Instructions for the task:
Take every line that has the string "this" and copy it out.

Dataset rows about figures:
+ + +
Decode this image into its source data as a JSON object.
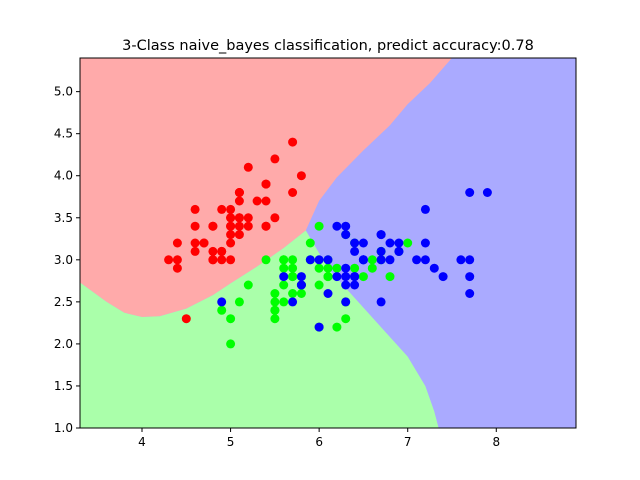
{
  "chart_data": {
    "type": "scatter",
    "title": "3-Class naive_bayes classification, predict accuracy:0.78",
    "xlabel": "",
    "ylabel": "",
    "xlim": [
      3.3,
      8.9
    ],
    "ylim": [
      1.0,
      5.4
    ],
    "x_ticks": [
      4,
      5,
      6,
      7,
      8
    ],
    "y_ticks": [
      1.0,
      1.5,
      2.0,
      2.5,
      3.0,
      3.5,
      4.0,
      4.5,
      5.0
    ],
    "x_tick_labels": [
      "4",
      "5",
      "6",
      "7",
      "8"
    ],
    "y_tick_labels": [
      "1.0",
      "1.5",
      "2.0",
      "2.5",
      "3.0",
      "3.5",
      "4.0",
      "4.5",
      "5.0"
    ],
    "grid": false,
    "legend": false,
    "region_colors": [
      "#ffaaaa",
      "#aaffaa",
      "#aaaaff"
    ],
    "point_colors": [
      "#ff0000",
      "#00ff00",
      "#0000ff"
    ],
    "decision_regions": {
      "red_green_boundary": [
        [
          3.3,
          2.73
        ],
        [
          3.6,
          2.5
        ],
        [
          3.8,
          2.37
        ],
        [
          4.0,
          2.32
        ],
        [
          4.2,
          2.33
        ],
        [
          4.5,
          2.42
        ],
        [
          4.8,
          2.58
        ],
        [
          5.0,
          2.72
        ],
        [
          5.3,
          2.92
        ],
        [
          5.6,
          3.14
        ],
        [
          5.85,
          3.35
        ]
      ],
      "red_blue_boundary": [
        [
          5.85,
          3.35
        ],
        [
          6.0,
          3.7
        ],
        [
          6.2,
          3.98
        ],
        [
          6.5,
          4.3
        ],
        [
          6.8,
          4.6
        ],
        [
          7.0,
          4.85
        ],
        [
          7.25,
          5.1
        ],
        [
          7.5,
          5.4
        ]
      ],
      "green_blue_boundary": [
        [
          5.85,
          3.35
        ],
        [
          6.1,
          2.9
        ],
        [
          6.4,
          2.55
        ],
        [
          6.7,
          2.2
        ],
        [
          7.0,
          1.85
        ],
        [
          7.2,
          1.5
        ],
        [
          7.3,
          1.2
        ],
        [
          7.35,
          1.0
        ]
      ]
    },
    "series": [
      {
        "color": "#ff0000",
        "points": [
          [
            5.1,
            3.5
          ],
          [
            4.9,
            3.0
          ],
          [
            4.7,
            3.2
          ],
          [
            4.6,
            3.1
          ],
          [
            5.0,
            3.6
          ],
          [
            5.4,
            3.9
          ],
          [
            4.6,
            3.4
          ],
          [
            5.0,
            3.4
          ],
          [
            4.4,
            2.9
          ],
          [
            4.9,
            3.1
          ],
          [
            5.4,
            3.7
          ],
          [
            4.8,
            3.4
          ],
          [
            4.8,
            3.0
          ],
          [
            4.3,
            3.0
          ],
          [
            5.8,
            4.0
          ],
          [
            5.7,
            4.4
          ],
          [
            5.4,
            3.9
          ],
          [
            5.1,
            3.5
          ],
          [
            5.7,
            3.8
          ],
          [
            5.1,
            3.8
          ],
          [
            5.4,
            3.4
          ],
          [
            5.1,
            3.7
          ],
          [
            4.6,
            3.6
          ],
          [
            5.1,
            3.3
          ],
          [
            4.8,
            3.4
          ],
          [
            5.0,
            3.0
          ],
          [
            5.0,
            3.4
          ],
          [
            5.2,
            3.5
          ],
          [
            5.2,
            3.4
          ],
          [
            4.7,
            3.2
          ],
          [
            4.8,
            3.1
          ],
          [
            5.4,
            3.4
          ],
          [
            5.2,
            4.1
          ],
          [
            5.5,
            4.2
          ],
          [
            4.9,
            3.1
          ],
          [
            5.0,
            3.2
          ],
          [
            5.5,
            3.5
          ],
          [
            4.9,
            3.6
          ],
          [
            4.4,
            3.0
          ],
          [
            5.1,
            3.4
          ],
          [
            5.0,
            3.5
          ],
          [
            4.5,
            2.3
          ],
          [
            4.4,
            3.2
          ],
          [
            5.0,
            3.5
          ],
          [
            5.1,
            3.8
          ],
          [
            4.8,
            3.0
          ],
          [
            5.1,
            3.8
          ],
          [
            4.6,
            3.2
          ],
          [
            5.3,
            3.7
          ],
          [
            5.0,
            3.3
          ]
        ]
      },
      {
        "color": "#00ff00",
        "points": [
          [
            7.0,
            3.2
          ],
          [
            6.4,
            3.2
          ],
          [
            6.9,
            3.1
          ],
          [
            5.5,
            2.3
          ],
          [
            6.5,
            2.8
          ],
          [
            5.7,
            2.8
          ],
          [
            6.3,
            3.3
          ],
          [
            4.9,
            2.4
          ],
          [
            6.6,
            2.9
          ],
          [
            5.2,
            2.7
          ],
          [
            5.0,
            2.0
          ],
          [
            5.9,
            3.0
          ],
          [
            6.0,
            2.2
          ],
          [
            6.1,
            2.9
          ],
          [
            5.6,
            2.9
          ],
          [
            6.7,
            3.1
          ],
          [
            5.6,
            3.0
          ],
          [
            5.8,
            2.7
          ],
          [
            6.2,
            2.2
          ],
          [
            5.6,
            2.5
          ],
          [
            5.9,
            3.2
          ],
          [
            6.1,
            2.8
          ],
          [
            6.3,
            2.5
          ],
          [
            6.1,
            2.8
          ],
          [
            6.4,
            2.9
          ],
          [
            6.6,
            3.0
          ],
          [
            6.8,
            2.8
          ],
          [
            6.7,
            3.0
          ],
          [
            6.0,
            2.9
          ],
          [
            5.7,
            2.6
          ],
          [
            5.5,
            2.4
          ],
          [
            5.5,
            2.4
          ],
          [
            5.8,
            2.7
          ],
          [
            6.0,
            2.7
          ],
          [
            5.4,
            3.0
          ],
          [
            6.0,
            3.4
          ],
          [
            6.7,
            3.1
          ],
          [
            6.3,
            2.3
          ],
          [
            5.6,
            3.0
          ],
          [
            5.5,
            2.5
          ],
          [
            5.5,
            2.6
          ],
          [
            6.1,
            3.0
          ],
          [
            5.8,
            2.6
          ],
          [
            5.0,
            2.3
          ],
          [
            5.6,
            2.7
          ],
          [
            5.7,
            3.0
          ],
          [
            5.7,
            2.9
          ],
          [
            6.2,
            2.9
          ],
          [
            5.1,
            2.5
          ],
          [
            5.7,
            2.8
          ]
        ]
      },
      {
        "color": "#0000ff",
        "points": [
          [
            6.3,
            3.3
          ],
          [
            5.8,
            2.7
          ],
          [
            7.1,
            3.0
          ],
          [
            6.3,
            2.9
          ],
          [
            6.5,
            3.0
          ],
          [
            7.6,
            3.0
          ],
          [
            4.9,
            2.5
          ],
          [
            7.3,
            2.9
          ],
          [
            6.7,
            2.5
          ],
          [
            7.2,
            3.6
          ],
          [
            6.5,
            3.2
          ],
          [
            6.4,
            2.7
          ],
          [
            6.8,
            3.0
          ],
          [
            5.7,
            2.5
          ],
          [
            5.8,
            2.8
          ],
          [
            6.4,
            3.2
          ],
          [
            6.5,
            3.0
          ],
          [
            7.7,
            3.8
          ],
          [
            7.7,
            2.6
          ],
          [
            6.0,
            2.2
          ],
          [
            6.9,
            3.2
          ],
          [
            5.6,
            2.8
          ],
          [
            7.7,
            2.8
          ],
          [
            6.3,
            2.7
          ],
          [
            6.7,
            3.3
          ],
          [
            7.2,
            3.2
          ],
          [
            6.2,
            2.8
          ],
          [
            6.1,
            3.0
          ],
          [
            6.4,
            2.8
          ],
          [
            7.2,
            3.0
          ],
          [
            7.4,
            2.8
          ],
          [
            7.9,
            3.8
          ],
          [
            6.4,
            2.8
          ],
          [
            6.3,
            2.8
          ],
          [
            6.1,
            2.6
          ],
          [
            7.7,
            3.0
          ],
          [
            6.3,
            3.4
          ],
          [
            6.4,
            3.1
          ],
          [
            6.0,
            3.0
          ],
          [
            6.9,
            3.1
          ],
          [
            6.7,
            3.1
          ],
          [
            6.9,
            3.1
          ],
          [
            5.8,
            2.7
          ],
          [
            6.8,
            3.2
          ],
          [
            6.7,
            3.3
          ],
          [
            6.7,
            3.0
          ],
          [
            6.3,
            2.5
          ],
          [
            6.5,
            3.0
          ],
          [
            6.2,
            3.4
          ],
          [
            5.9,
            3.0
          ]
        ]
      }
    ]
  }
}
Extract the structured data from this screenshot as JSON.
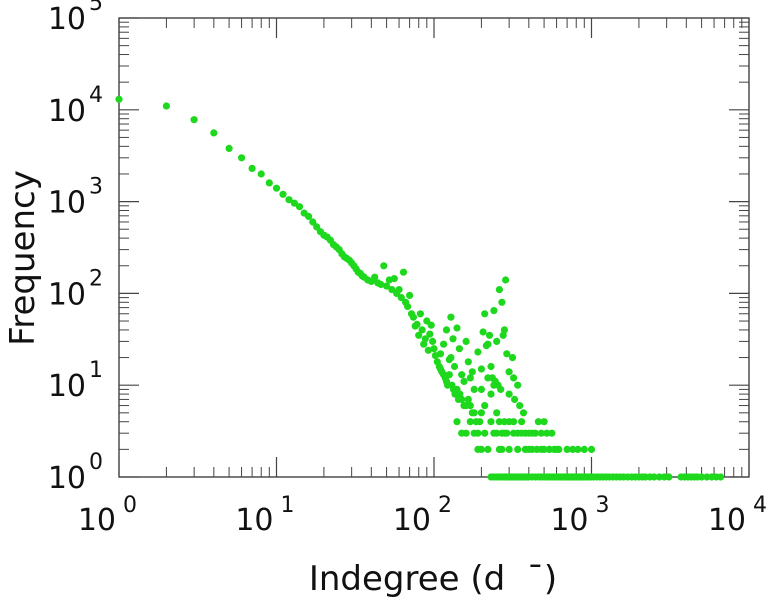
{
  "chart_data": {
    "type": "scatter",
    "xlabel": "Indegree (d  ¯)",
    "ylabel": "Frequency",
    "xscale": "log",
    "yscale": "log",
    "xlim": [
      1,
      10000
    ],
    "ylim": [
      1,
      100000
    ],
    "grid": false,
    "legend": "none",
    "x_ticks": [
      {
        "base": "10",
        "exp": "0"
      },
      {
        "base": "10",
        "exp": "1"
      },
      {
        "base": "10",
        "exp": "2"
      },
      {
        "base": "10",
        "exp": "3"
      },
      {
        "base": "10",
        "exp": "4"
      }
    ],
    "y_ticks": [
      {
        "base": "10",
        "exp": "0"
      },
      {
        "base": "10",
        "exp": "1"
      },
      {
        "base": "10",
        "exp": "2"
      },
      {
        "base": "10",
        "exp": "3"
      },
      {
        "base": "10",
        "exp": "4"
      },
      {
        "base": "10",
        "exp": "5"
      }
    ],
    "series": [
      {
        "color": "#1ed81e",
        "points": [
          [
            1,
            13000
          ],
          [
            2,
            11000
          ],
          [
            3,
            7800
          ],
          [
            4,
            5600
          ],
          [
            5,
            3800
          ],
          [
            6,
            3000
          ],
          [
            7,
            2300
          ],
          [
            8,
            2000
          ],
          [
            9,
            1600
          ],
          [
            10,
            1400
          ],
          [
            11,
            1200
          ],
          [
            12,
            1050
          ],
          [
            13,
            960
          ],
          [
            14,
            880
          ],
          [
            15,
            750
          ],
          [
            16,
            690
          ],
          [
            17,
            600
          ],
          [
            18,
            530
          ],
          [
            19,
            470
          ],
          [
            20,
            430
          ],
          [
            21,
            410
          ],
          [
            22,
            380
          ],
          [
            23,
            340
          ],
          [
            24,
            320
          ],
          [
            25,
            300
          ],
          [
            26,
            270
          ],
          [
            27,
            250
          ],
          [
            28,
            240
          ],
          [
            29,
            230
          ],
          [
            30,
            215
          ],
          [
            31,
            200
          ],
          [
            32,
            185
          ],
          [
            33,
            170
          ],
          [
            34,
            165
          ],
          [
            35,
            155
          ],
          [
            36,
            150
          ],
          [
            38,
            140
          ],
          [
            40,
            135
          ],
          [
            42,
            150
          ],
          [
            44,
            130
          ],
          [
            46,
            125
          ],
          [
            48,
            200
          ],
          [
            50,
            120
          ],
          [
            52,
            140
          ],
          [
            54,
            110
          ],
          [
            56,
            145
          ],
          [
            58,
            100
          ],
          [
            60,
            110
          ],
          [
            62,
            90
          ],
          [
            64,
            170
          ],
          [
            66,
            80
          ],
          [
            68,
            72
          ],
          [
            70,
            95
          ],
          [
            72,
            60
          ],
          [
            74,
            55
          ],
          [
            76,
            44
          ],
          [
            78,
            46
          ],
          [
            80,
            35
          ],
          [
            82,
            60
          ],
          [
            84,
            40
          ],
          [
            86,
            28
          ],
          [
            88,
            32
          ],
          [
            90,
            50
          ],
          [
            92,
            24
          ],
          [
            94,
            36
          ],
          [
            96,
            45
          ],
          [
            98,
            30
          ],
          [
            100,
            25
          ],
          [
            102,
            21
          ],
          [
            105,
            18
          ],
          [
            108,
            16
          ],
          [
            110,
            15
          ],
          [
            112,
            14
          ],
          [
            115,
            13
          ],
          [
            118,
            12
          ],
          [
            120,
            11
          ],
          [
            122,
            10
          ],
          [
            125,
            13
          ],
          [
            128,
            20
          ],
          [
            130,
            10
          ],
          [
            133,
            9
          ],
          [
            136,
            8
          ],
          [
            140,
            9
          ],
          [
            143,
            7
          ],
          [
            146,
            8
          ],
          [
            150,
            7
          ],
          [
            155,
            6
          ],
          [
            160,
            6
          ],
          [
            165,
            7
          ],
          [
            170,
            6
          ],
          [
            175,
            5
          ],
          [
            180,
            5
          ],
          [
            185,
            4
          ],
          [
            190,
            3
          ],
          [
            195,
            4
          ],
          [
            200,
            5
          ],
          [
            210,
            6
          ],
          [
            220,
            12
          ],
          [
            230,
            8
          ],
          [
            240,
            10
          ],
          [
            250,
            5
          ],
          [
            260,
            4
          ],
          [
            270,
            3
          ],
          [
            280,
            4
          ],
          [
            290,
            3
          ],
          [
            300,
            2
          ],
          [
            320,
            3
          ],
          [
            340,
            2
          ],
          [
            360,
            3
          ],
          [
            380,
            2
          ],
          [
            400,
            2
          ],
          [
            420,
            3
          ],
          [
            450,
            2
          ],
          [
            480,
            2
          ],
          [
            500,
            2
          ],
          [
            540,
            2
          ],
          [
            580,
            2
          ],
          [
            620,
            2
          ],
          [
            700,
            2
          ],
          [
            760,
            2
          ],
          [
            820,
            2
          ],
          [
            900,
            2
          ],
          [
            1000,
            2
          ],
          [
            110,
            22
          ],
          [
            115,
            28
          ],
          [
            120,
            40
          ],
          [
            125,
            19
          ],
          [
            128,
            55
          ],
          [
            132,
            32
          ],
          [
            135,
            16
          ],
          [
            140,
            42
          ],
          [
            145,
            25
          ],
          [
            150,
            13
          ],
          [
            155,
            11
          ],
          [
            160,
            30
          ],
          [
            165,
            18
          ],
          [
            170,
            12
          ],
          [
            175,
            14
          ],
          [
            180,
            9
          ],
          [
            190,
            23
          ],
          [
            200,
            15
          ],
          [
            210,
            60
          ],
          [
            220,
            28
          ],
          [
            230,
            16
          ],
          [
            240,
            65
          ],
          [
            250,
            30
          ],
          [
            260,
            110
          ],
          [
            270,
            80
          ],
          [
            280,
            40
          ],
          [
            290,
            22
          ],
          [
            300,
            14
          ],
          [
            320,
            12
          ],
          [
            340,
            10
          ],
          [
            200,
            9
          ],
          [
            205,
            38
          ],
          [
            215,
            27
          ],
          [
            225,
            35
          ],
          [
            235,
            12
          ],
          [
            245,
            11
          ],
          [
            255,
            10
          ],
          [
            265,
            9
          ],
          [
            275,
            35
          ],
          [
            285,
            140
          ],
          [
            300,
            8
          ],
          [
            315,
            20
          ],
          [
            325,
            7
          ],
          [
            350,
            6
          ],
          [
            370,
            5
          ],
          [
            140,
            4
          ],
          [
            150,
            3
          ],
          [
            160,
            3
          ],
          [
            170,
            4
          ],
          [
            180,
            3
          ],
          [
            190,
            2
          ],
          [
            200,
            2
          ],
          [
            210,
            3
          ],
          [
            220,
            2
          ],
          [
            230,
            4
          ],
          [
            240,
            3
          ],
          [
            250,
            3
          ],
          [
            260,
            2
          ],
          [
            270,
            2
          ],
          [
            280,
            3
          ],
          [
            300,
            4
          ],
          [
            320,
            4
          ],
          [
            340,
            3
          ],
          [
            360,
            4
          ],
          [
            380,
            3
          ],
          [
            400,
            3
          ],
          [
            420,
            2
          ],
          [
            440,
            3
          ],
          [
            460,
            4
          ],
          [
            480,
            3
          ],
          [
            500,
            4
          ],
          [
            520,
            3
          ],
          [
            540,
            2
          ],
          [
            560,
            3
          ],
          [
            600,
            2
          ],
          [
            230,
            1
          ],
          [
            240,
            1
          ],
          [
            250,
            1
          ],
          [
            260,
            1
          ],
          [
            270,
            1
          ],
          [
            280,
            1
          ],
          [
            290,
            1
          ],
          [
            300,
            1
          ],
          [
            310,
            1
          ],
          [
            320,
            1
          ],
          [
            330,
            1
          ],
          [
            340,
            1
          ],
          [
            350,
            1
          ],
          [
            360,
            1
          ],
          [
            370,
            1
          ],
          [
            380,
            1
          ],
          [
            390,
            1
          ],
          [
            400,
            1
          ],
          [
            420,
            1
          ],
          [
            440,
            1
          ],
          [
            460,
            1
          ],
          [
            480,
            1
          ],
          [
            500,
            1
          ],
          [
            520,
            1
          ],
          [
            540,
            1
          ],
          [
            560,
            1
          ],
          [
            580,
            1
          ],
          [
            600,
            1
          ],
          [
            620,
            1
          ],
          [
            640,
            1
          ],
          [
            660,
            1
          ],
          [
            680,
            1
          ],
          [
            700,
            1
          ],
          [
            720,
            1
          ],
          [
            740,
            1
          ],
          [
            760,
            1
          ],
          [
            780,
            1
          ],
          [
            800,
            1
          ],
          [
            820,
            1
          ],
          [
            840,
            1
          ],
          [
            860,
            1
          ],
          [
            880,
            1
          ],
          [
            900,
            1
          ],
          [
            930,
            1
          ],
          [
            960,
            1
          ],
          [
            990,
            1
          ],
          [
            1030,
            1
          ],
          [
            1080,
            1
          ],
          [
            1130,
            1
          ],
          [
            1180,
            1
          ],
          [
            1240,
            1
          ],
          [
            1300,
            1
          ],
          [
            1370,
            1
          ],
          [
            1440,
            1
          ],
          [
            1520,
            1
          ],
          [
            1600,
            1
          ],
          [
            1700,
            1
          ],
          [
            1800,
            1
          ],
          [
            1900,
            1
          ],
          [
            2000,
            1
          ],
          [
            2100,
            1
          ],
          [
            2200,
            1
          ],
          [
            2350,
            1
          ],
          [
            2500,
            1
          ],
          [
            2700,
            1
          ],
          [
            2900,
            1
          ],
          [
            3100,
            1
          ],
          [
            3700,
            1
          ],
          [
            3900,
            1
          ],
          [
            4100,
            1
          ],
          [
            4300,
            1
          ],
          [
            4500,
            1
          ],
          [
            4700,
            1
          ],
          [
            5000,
            1
          ],
          [
            5400,
            1
          ],
          [
            5800,
            1
          ],
          [
            6200,
            1
          ],
          [
            6600,
            1
          ]
        ]
      }
    ]
  }
}
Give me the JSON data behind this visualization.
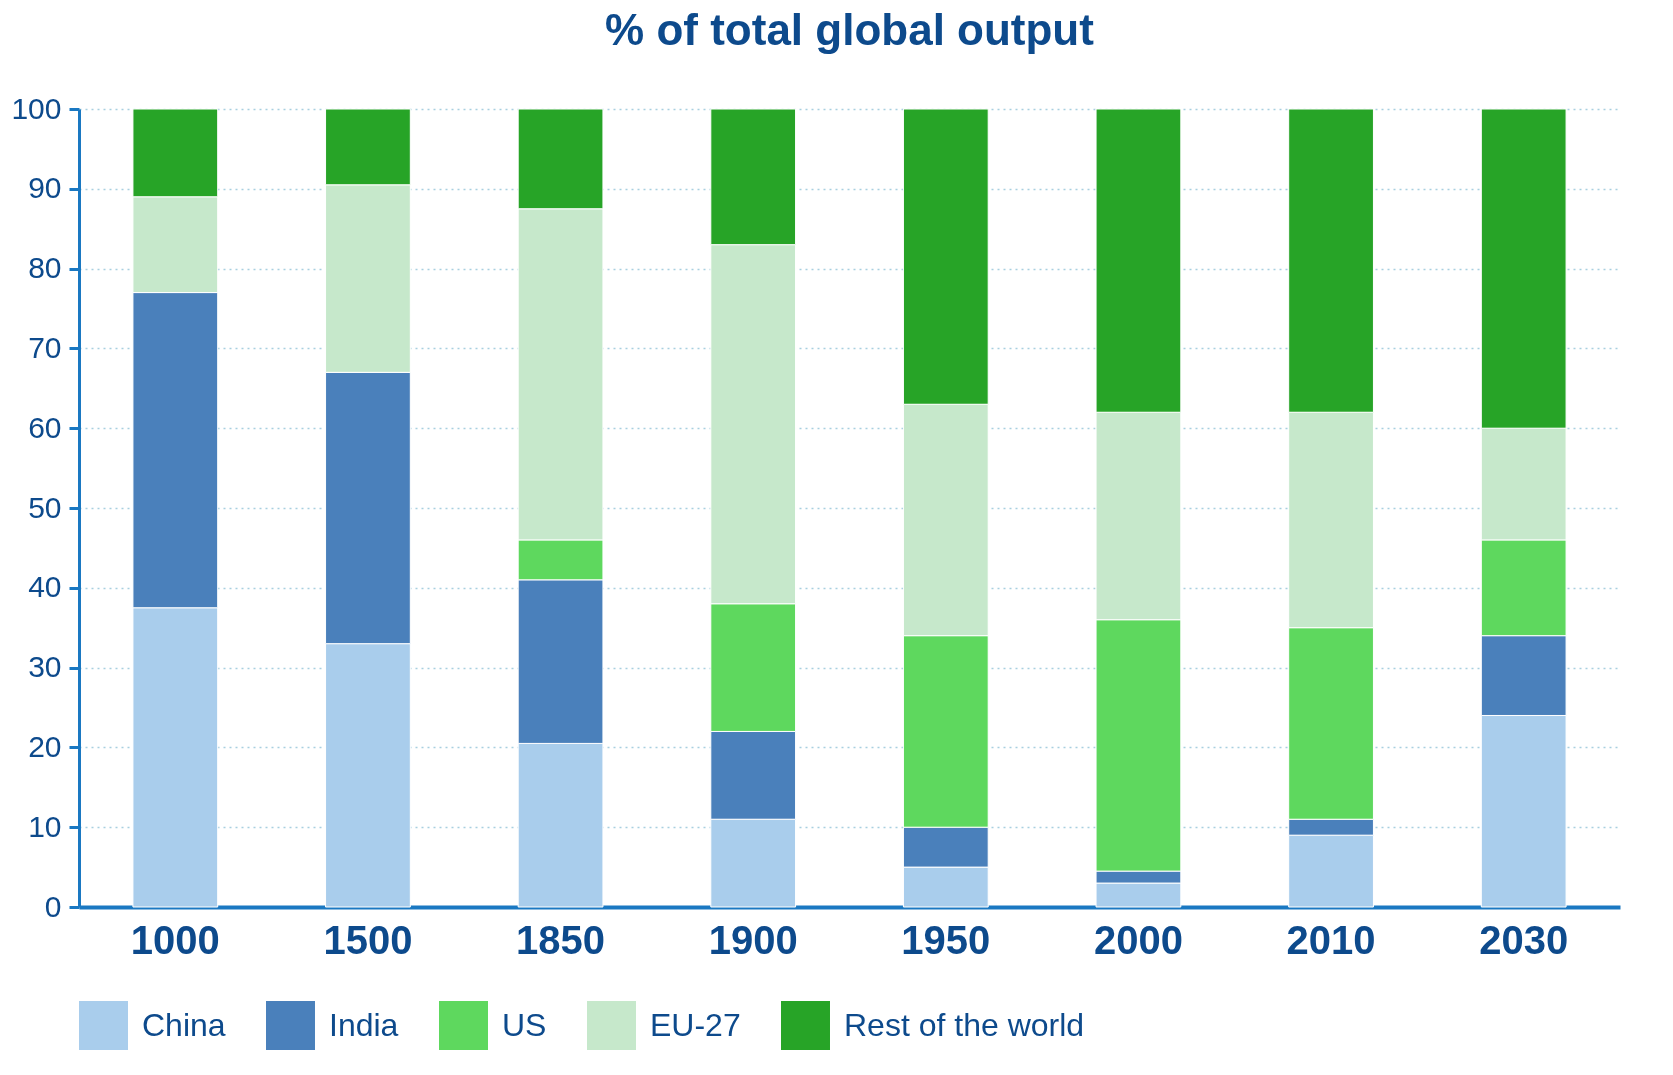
+ + +
Problem solution:
Decode this image into its source data as a JSON object.
Extract the structured data from this screenshot as JSON.
Give me the JSON data behind this visualization.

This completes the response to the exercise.